### Problem requirements
Extract each line where the string "Ummah" shows up.

___ Data lines ___

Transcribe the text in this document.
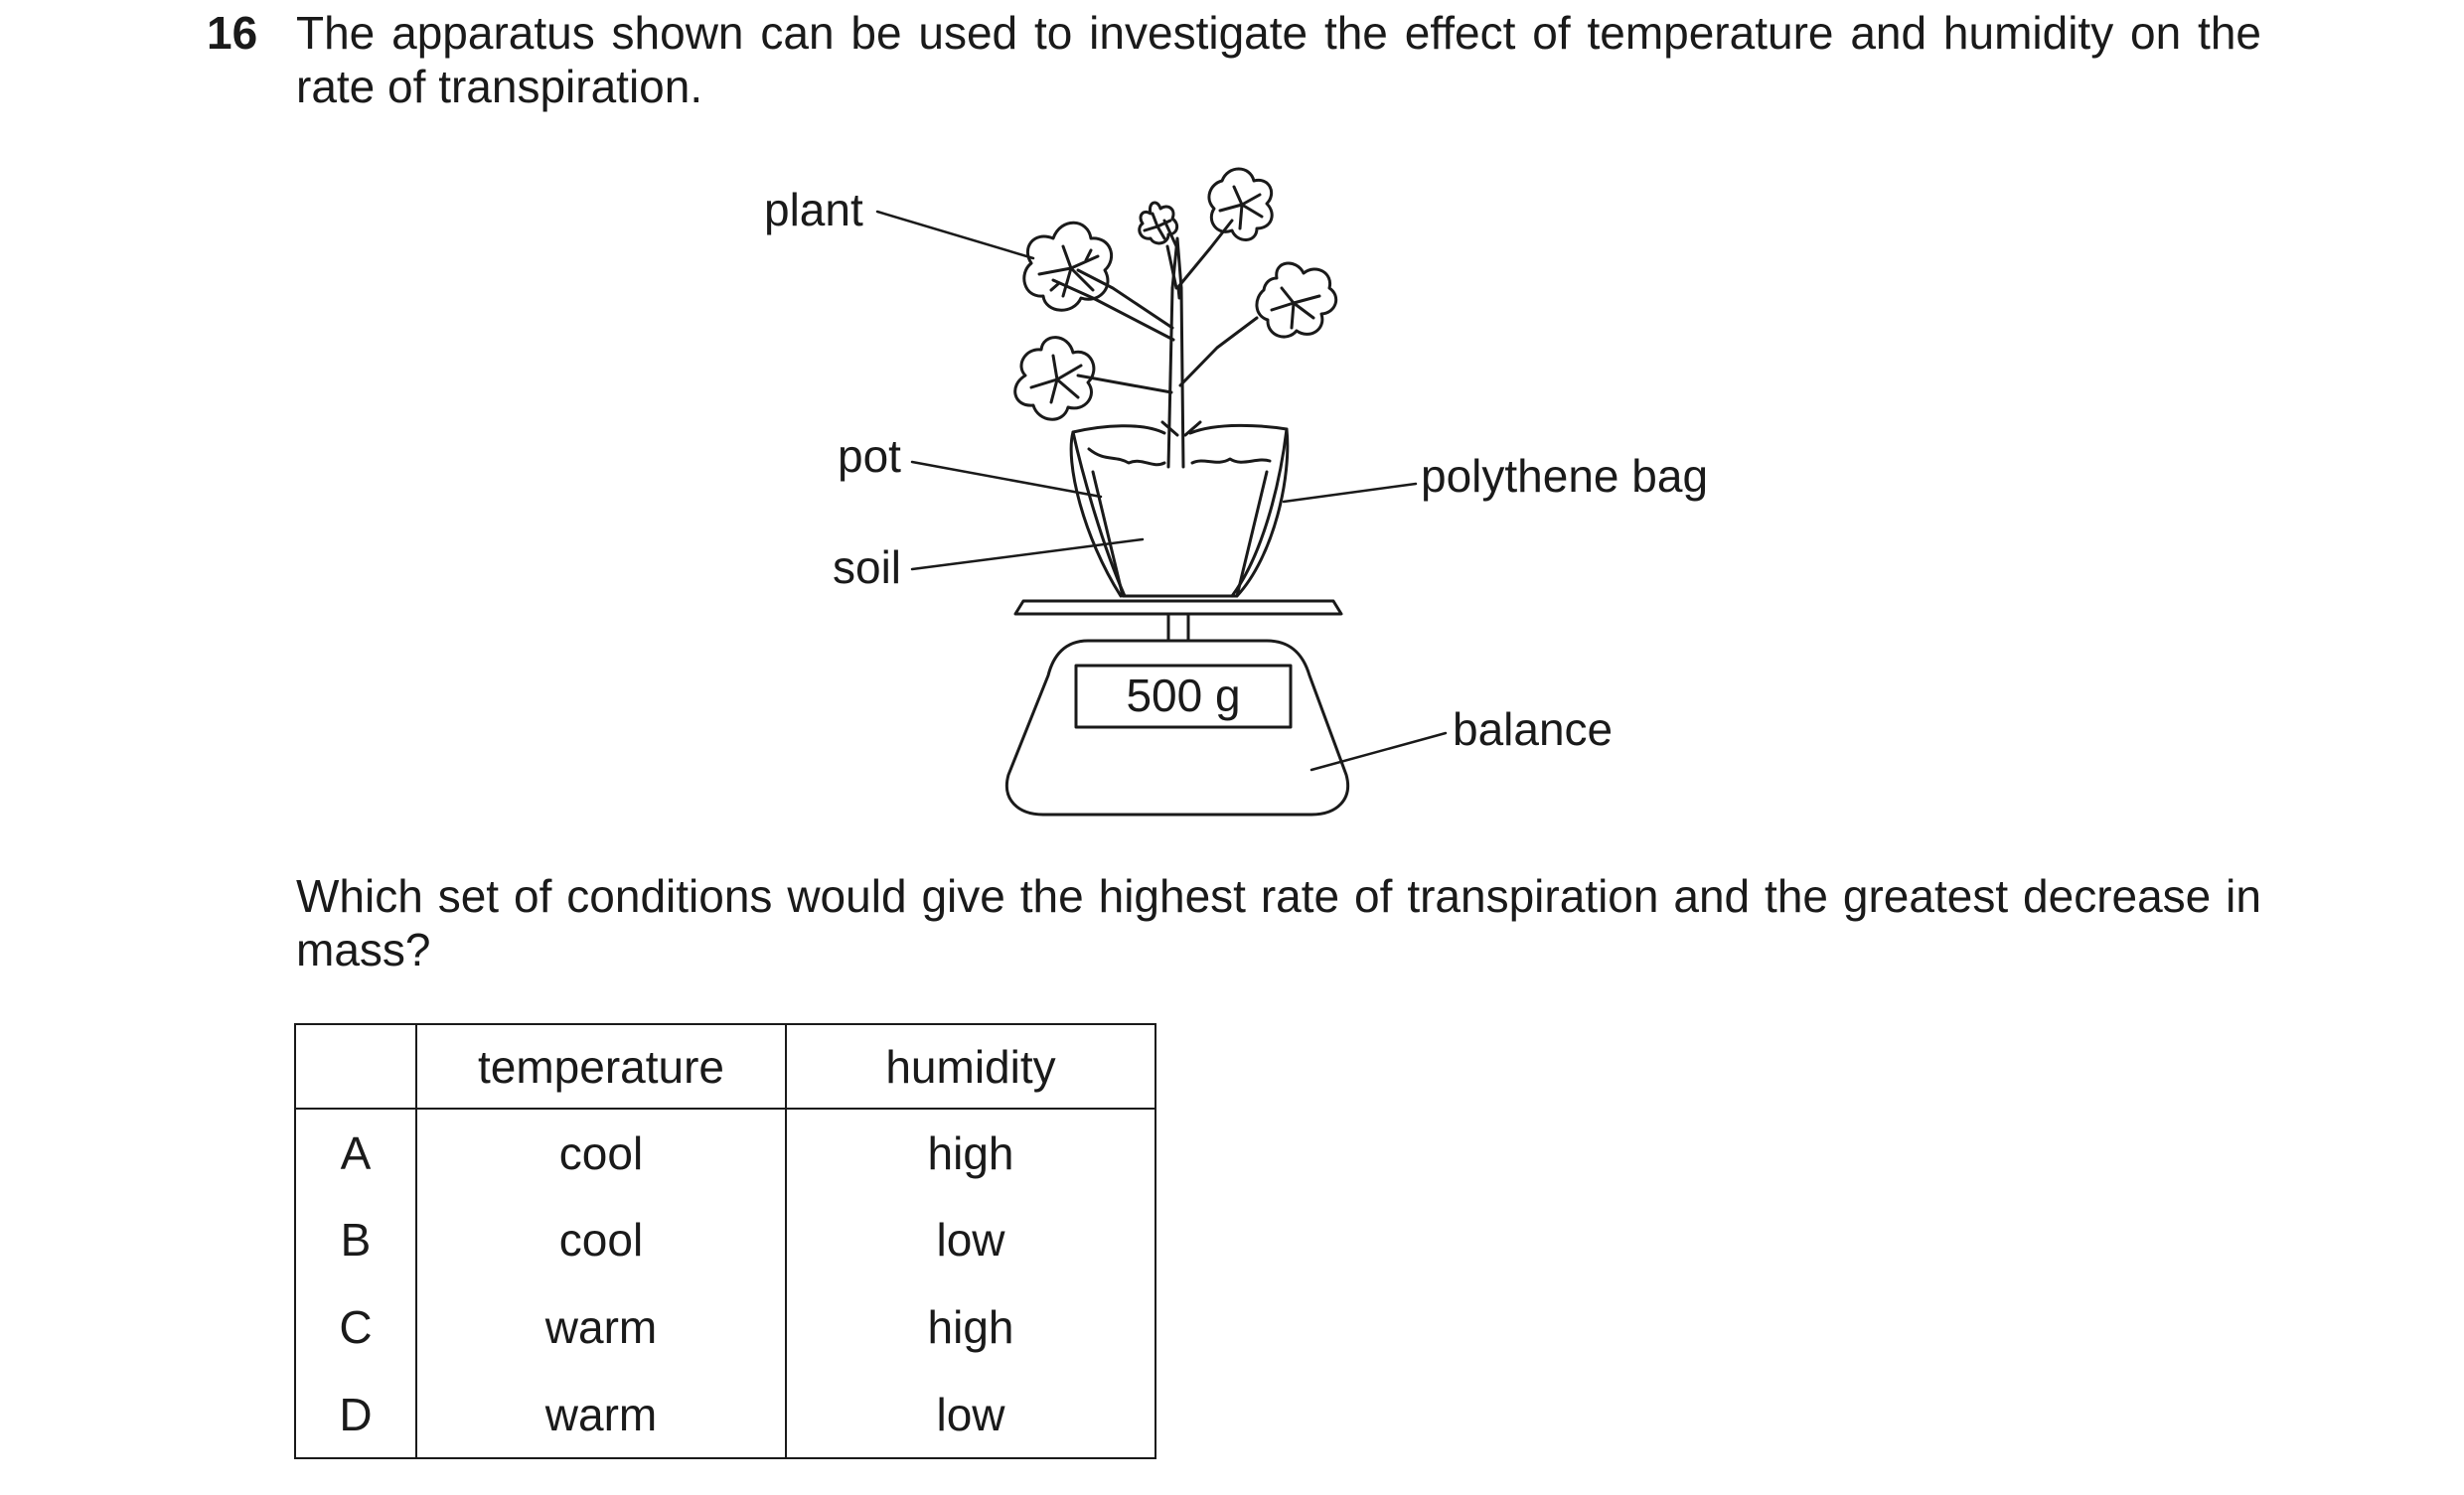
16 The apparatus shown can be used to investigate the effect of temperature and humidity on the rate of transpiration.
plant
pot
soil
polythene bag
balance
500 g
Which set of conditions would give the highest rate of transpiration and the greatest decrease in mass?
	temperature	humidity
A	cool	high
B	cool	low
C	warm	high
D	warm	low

___
___ Data lines ___

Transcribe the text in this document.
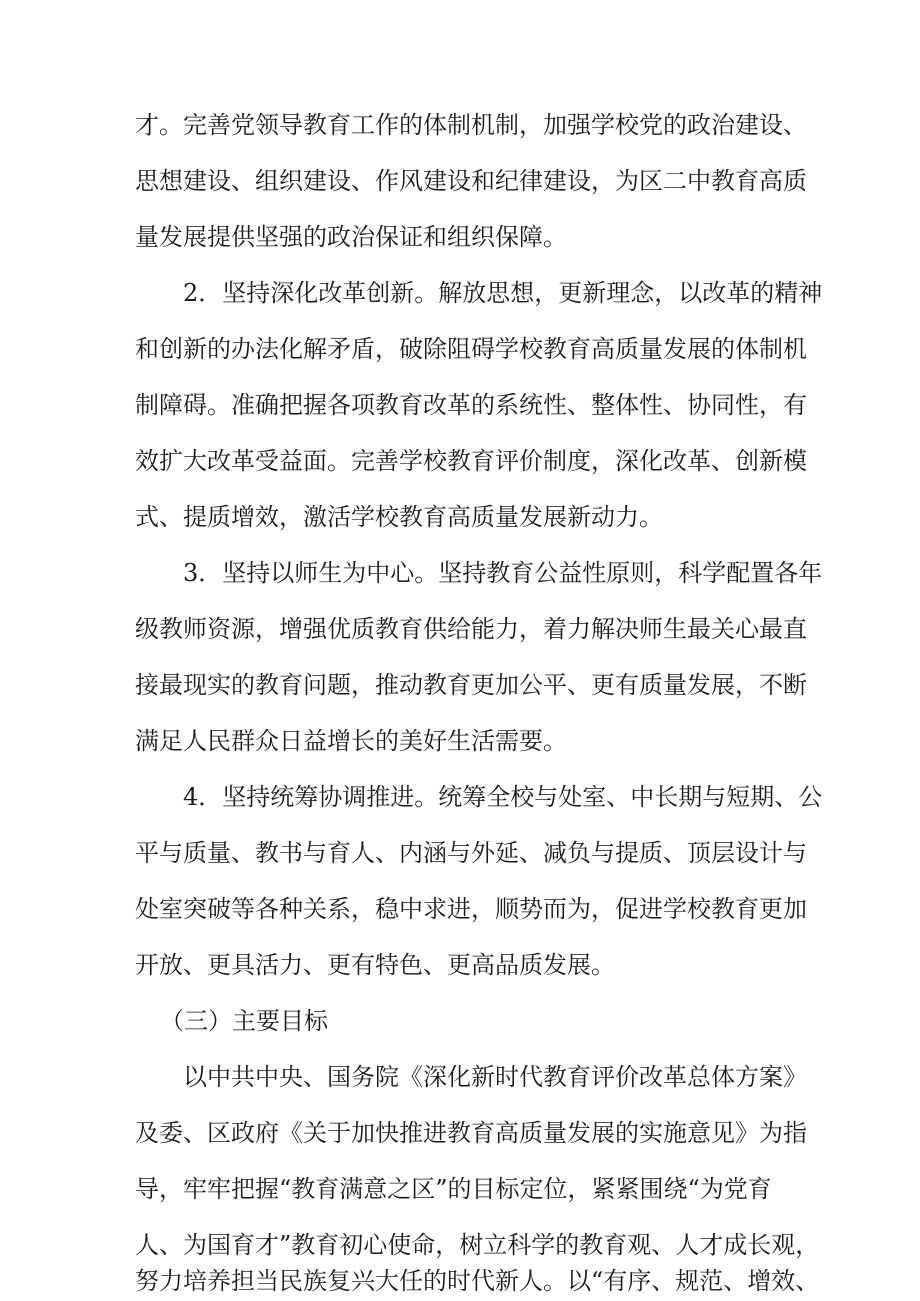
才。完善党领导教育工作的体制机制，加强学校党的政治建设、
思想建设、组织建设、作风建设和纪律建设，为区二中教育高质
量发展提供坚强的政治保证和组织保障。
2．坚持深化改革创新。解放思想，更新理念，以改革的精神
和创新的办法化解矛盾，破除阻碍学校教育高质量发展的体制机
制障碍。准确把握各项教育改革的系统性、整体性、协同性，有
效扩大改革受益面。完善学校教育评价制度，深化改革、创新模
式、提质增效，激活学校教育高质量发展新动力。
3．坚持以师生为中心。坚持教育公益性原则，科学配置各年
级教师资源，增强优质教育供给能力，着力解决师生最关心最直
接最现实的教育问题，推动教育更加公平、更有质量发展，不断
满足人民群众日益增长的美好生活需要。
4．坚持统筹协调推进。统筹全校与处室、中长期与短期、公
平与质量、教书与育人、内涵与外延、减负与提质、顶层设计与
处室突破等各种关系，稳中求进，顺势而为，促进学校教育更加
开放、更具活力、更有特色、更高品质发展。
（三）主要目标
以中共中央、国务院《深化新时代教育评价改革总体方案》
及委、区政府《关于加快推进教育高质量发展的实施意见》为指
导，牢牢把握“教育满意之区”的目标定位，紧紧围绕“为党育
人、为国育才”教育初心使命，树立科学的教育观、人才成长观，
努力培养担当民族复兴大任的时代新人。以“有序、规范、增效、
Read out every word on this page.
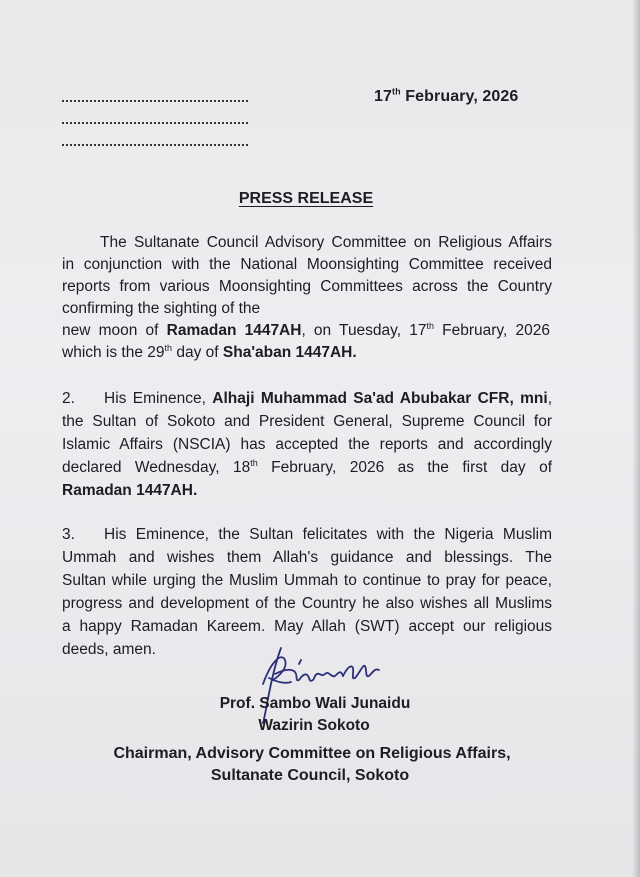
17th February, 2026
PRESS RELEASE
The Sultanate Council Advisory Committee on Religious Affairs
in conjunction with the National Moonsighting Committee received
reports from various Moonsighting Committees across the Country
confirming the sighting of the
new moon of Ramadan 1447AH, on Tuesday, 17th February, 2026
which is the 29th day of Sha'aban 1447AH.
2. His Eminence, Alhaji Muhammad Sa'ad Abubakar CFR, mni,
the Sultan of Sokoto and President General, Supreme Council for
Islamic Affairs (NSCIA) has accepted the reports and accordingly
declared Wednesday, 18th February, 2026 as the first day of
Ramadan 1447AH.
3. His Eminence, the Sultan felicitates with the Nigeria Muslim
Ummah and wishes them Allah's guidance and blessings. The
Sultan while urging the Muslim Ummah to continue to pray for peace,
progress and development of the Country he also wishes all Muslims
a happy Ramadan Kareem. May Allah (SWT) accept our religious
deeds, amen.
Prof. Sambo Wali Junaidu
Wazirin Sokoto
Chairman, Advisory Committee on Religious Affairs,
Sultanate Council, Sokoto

___
___ Data lines ___

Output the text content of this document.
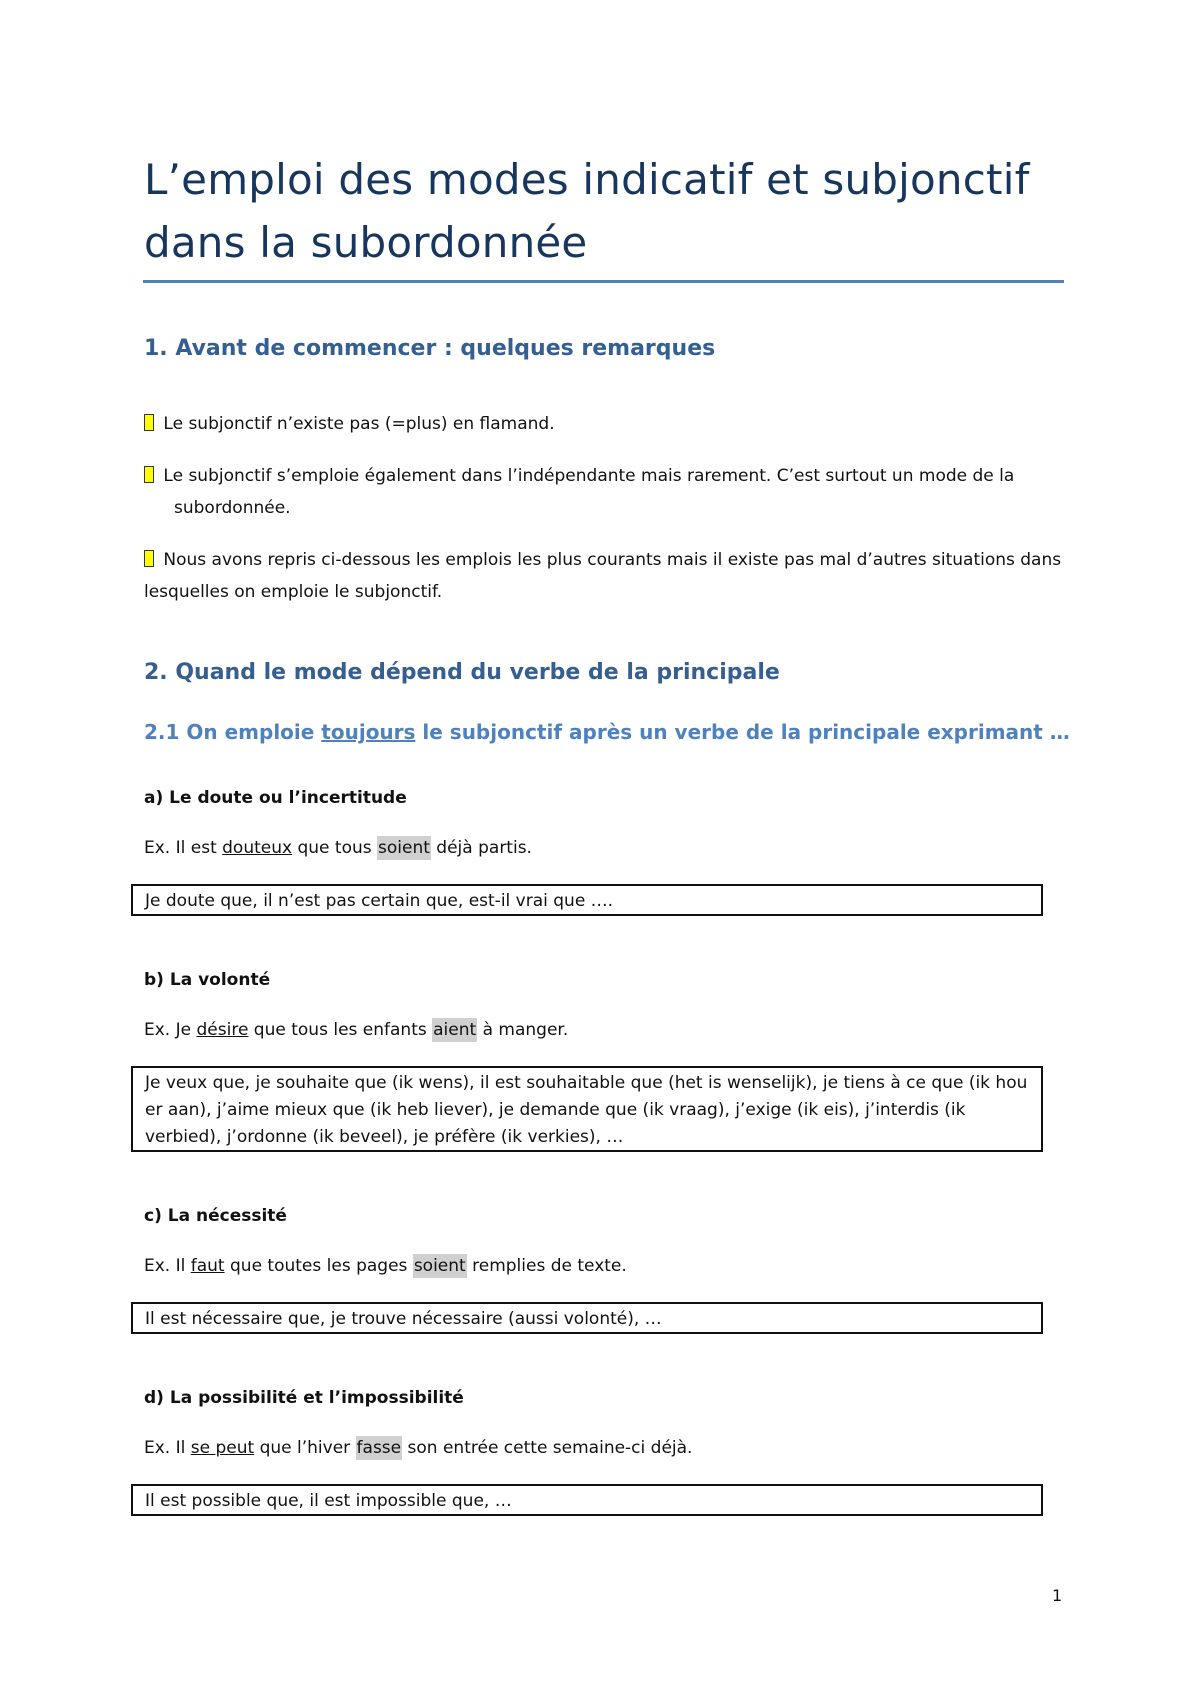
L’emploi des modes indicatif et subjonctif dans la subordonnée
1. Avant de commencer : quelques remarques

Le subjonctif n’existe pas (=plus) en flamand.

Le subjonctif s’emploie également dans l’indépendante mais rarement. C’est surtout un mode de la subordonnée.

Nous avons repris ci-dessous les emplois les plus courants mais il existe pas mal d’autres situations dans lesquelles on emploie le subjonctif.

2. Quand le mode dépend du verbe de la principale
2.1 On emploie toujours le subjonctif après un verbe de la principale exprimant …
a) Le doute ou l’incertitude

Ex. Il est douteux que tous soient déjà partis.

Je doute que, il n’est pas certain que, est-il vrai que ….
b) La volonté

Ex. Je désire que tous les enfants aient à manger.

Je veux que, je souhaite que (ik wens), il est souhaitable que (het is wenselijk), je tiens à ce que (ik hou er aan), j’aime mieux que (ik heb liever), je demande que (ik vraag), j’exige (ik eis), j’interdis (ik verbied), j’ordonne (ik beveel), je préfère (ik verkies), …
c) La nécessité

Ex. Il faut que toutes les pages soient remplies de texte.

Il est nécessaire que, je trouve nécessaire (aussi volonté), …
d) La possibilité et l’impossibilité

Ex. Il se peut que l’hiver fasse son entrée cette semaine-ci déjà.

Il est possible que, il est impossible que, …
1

___

### The answer
Ummah and wishes them Allah's guidance and blessings. The
Sultan while urging the Muslim Ummah to continue to pray for peace,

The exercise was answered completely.